┌─ Supplied material
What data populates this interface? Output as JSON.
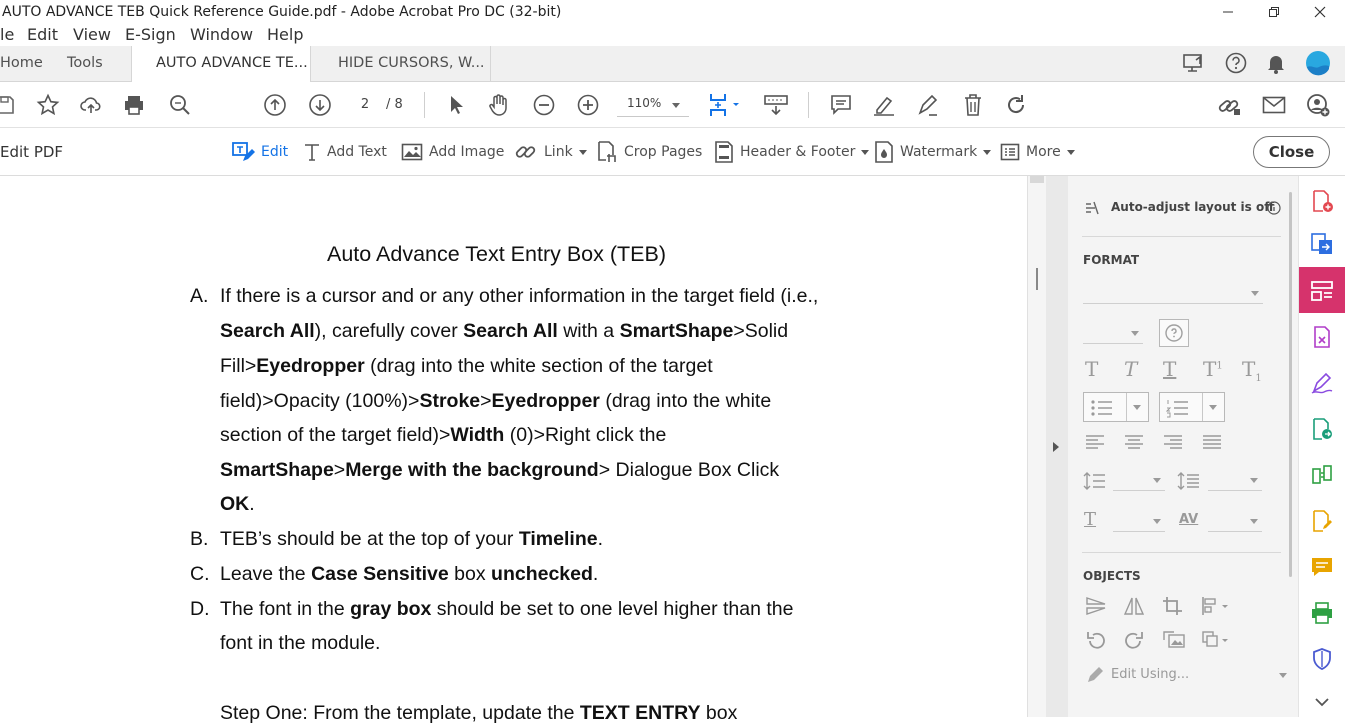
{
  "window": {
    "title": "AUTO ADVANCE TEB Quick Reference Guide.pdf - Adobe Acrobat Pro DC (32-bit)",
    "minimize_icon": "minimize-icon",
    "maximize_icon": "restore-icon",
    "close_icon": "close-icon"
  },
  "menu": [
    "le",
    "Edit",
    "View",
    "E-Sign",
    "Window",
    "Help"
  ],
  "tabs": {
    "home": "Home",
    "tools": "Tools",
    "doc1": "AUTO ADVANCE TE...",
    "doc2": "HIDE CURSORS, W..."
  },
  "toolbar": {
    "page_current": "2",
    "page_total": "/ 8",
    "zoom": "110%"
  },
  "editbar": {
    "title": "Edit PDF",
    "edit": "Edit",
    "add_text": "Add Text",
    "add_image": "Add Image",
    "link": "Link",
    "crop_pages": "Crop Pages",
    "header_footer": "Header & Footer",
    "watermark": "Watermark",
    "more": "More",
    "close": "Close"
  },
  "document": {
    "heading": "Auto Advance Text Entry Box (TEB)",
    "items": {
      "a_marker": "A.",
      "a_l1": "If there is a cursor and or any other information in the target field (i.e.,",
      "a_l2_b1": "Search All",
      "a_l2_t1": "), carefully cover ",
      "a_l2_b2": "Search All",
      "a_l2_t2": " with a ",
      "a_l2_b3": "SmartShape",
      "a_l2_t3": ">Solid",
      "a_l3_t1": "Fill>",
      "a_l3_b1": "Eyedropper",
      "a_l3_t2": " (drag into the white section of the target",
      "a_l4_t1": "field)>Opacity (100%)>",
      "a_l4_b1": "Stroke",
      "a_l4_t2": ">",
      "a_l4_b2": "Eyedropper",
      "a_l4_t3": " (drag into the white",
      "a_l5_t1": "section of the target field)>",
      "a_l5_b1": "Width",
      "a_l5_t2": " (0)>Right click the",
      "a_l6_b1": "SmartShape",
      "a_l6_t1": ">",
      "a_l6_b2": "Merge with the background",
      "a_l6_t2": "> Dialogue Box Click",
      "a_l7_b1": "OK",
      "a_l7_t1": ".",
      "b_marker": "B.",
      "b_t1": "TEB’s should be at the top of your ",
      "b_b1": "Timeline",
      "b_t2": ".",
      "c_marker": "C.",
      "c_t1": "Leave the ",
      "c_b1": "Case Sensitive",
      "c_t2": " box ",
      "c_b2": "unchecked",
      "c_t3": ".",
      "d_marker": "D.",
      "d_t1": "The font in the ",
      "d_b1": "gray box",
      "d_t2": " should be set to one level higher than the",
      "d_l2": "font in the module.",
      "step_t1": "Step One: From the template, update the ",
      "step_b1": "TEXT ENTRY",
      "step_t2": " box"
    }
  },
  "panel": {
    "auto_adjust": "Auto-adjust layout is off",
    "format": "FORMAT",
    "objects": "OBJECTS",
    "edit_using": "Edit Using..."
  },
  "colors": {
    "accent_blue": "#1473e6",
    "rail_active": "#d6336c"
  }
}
└─
#### Task statement:
Repeat the listing in full and exactly. Do not include any images.

#### Exercise response:
What data populates this interface? Output as JSON.
{
  "window": {
    "title": "AUTO ADVANCE TEB Quick Reference Guide.pdf - Adobe Acrobat Pro DC (32-bit)",
    "minimize_icon": "minimize-icon",
    "maximize_icon": "restore-icon",
    "close_icon": "close-icon"
  },
  "menu": [
    "le",
    "Edit",
    "View",
    "E-Sign",
    "Window",
    "Help"
  ],
  "tabs": {
    "home": "Home",
    "tools": "Tools",
    "doc1": "AUTO ADVANCE TE...",
    "doc2": "HIDE CURSORS, W..."
  },
  "toolbar": {
    "page_current": "2",
    "page_total": "/ 8",
    "zoom": "110%"
  },
  "editbar": {
    "title": "Edit PDF",
    "edit": "Edit",
    "add_text": "Add Text",
    "add_image": "Add Image",
    "link": "Link",
    "crop_pages": "Crop Pages",
    "header_footer": "Header & Footer",
    "watermark": "Watermark",
    "more": "More",
    "close": "Close"
  },
  "document": {
    "heading": "Auto Advance Text Entry Box (TEB)",
    "items": {
      "a_marker": "A.",
      "a_l1": "If there is a cursor and or any other information in the target field (i.e.,",
      "a_l2_b1": "Search All",
      "a_l2_t1": "), carefully cover ",
      "a_l2_b2": "Search All",
      "a_l2_t2": " with a ",
      "a_l2_b3": "SmartShape",
      "a_l2_t3": ">Solid",
      "a_l3_t1": "Fill>",
      "a_l3_b1": "Eyedropper",
      "a_l3_t2": " (drag into the white section of the target",
      "a_l4_t1": "field)>Opacity (100%)>",
      "a_l4_b1": "Stroke",
      "a_l4_t2": ">",
      "a_l4_b2": "Eyedropper",
      "a_l4_t3": " (drag into the white",
      "a_l5_t1": "section of the target field)>",
      "a_l5_b1": "Width",
      "a_l5_t2": " (0)>Right click the",
      "a_l6_b1": "SmartShape",
      "a_l6_t1": ">",
      "a_l6_b2": "Merge with the background",
      "a_l6_t2": "> Dialogue Box Click",
      "a_l7_b1": "OK",
      "a_l7_t1": ".",
      "b_marker": "B.",
      "b_t1": "TEB’s should be at the top of your ",
      "b_b1": "Timeline",
      "b_t2": ".",
      "c_marker": "C.",
      "c_t1": "Leave the ",
      "c_b1": "Case Sensitive",
      "c_t2": " box ",
      "c_b2": "unchecked",
      "c_t3": ".",
      "d_marker": "D.",
      "d_t1": "The font in the ",
      "d_b1": "gray box",
      "d_t2": " should be set to one level higher than the",
      "d_l2": "font in the module.",
      "step_t1": "Step One: From the template, update the ",
      "step_b1": "TEXT ENTRY",
      "step_t2": " box"
    }
  },
  "panel": {
    "auto_adjust": "Auto-adjust layout is off",
    "format": "FORMAT",
    "objects": "OBJECTS",
    "edit_using": "Edit Using..."
  },
  "colors": {
    "accent_blue": "#1473e6",
    "rail_active": "#d6336c"
  }
}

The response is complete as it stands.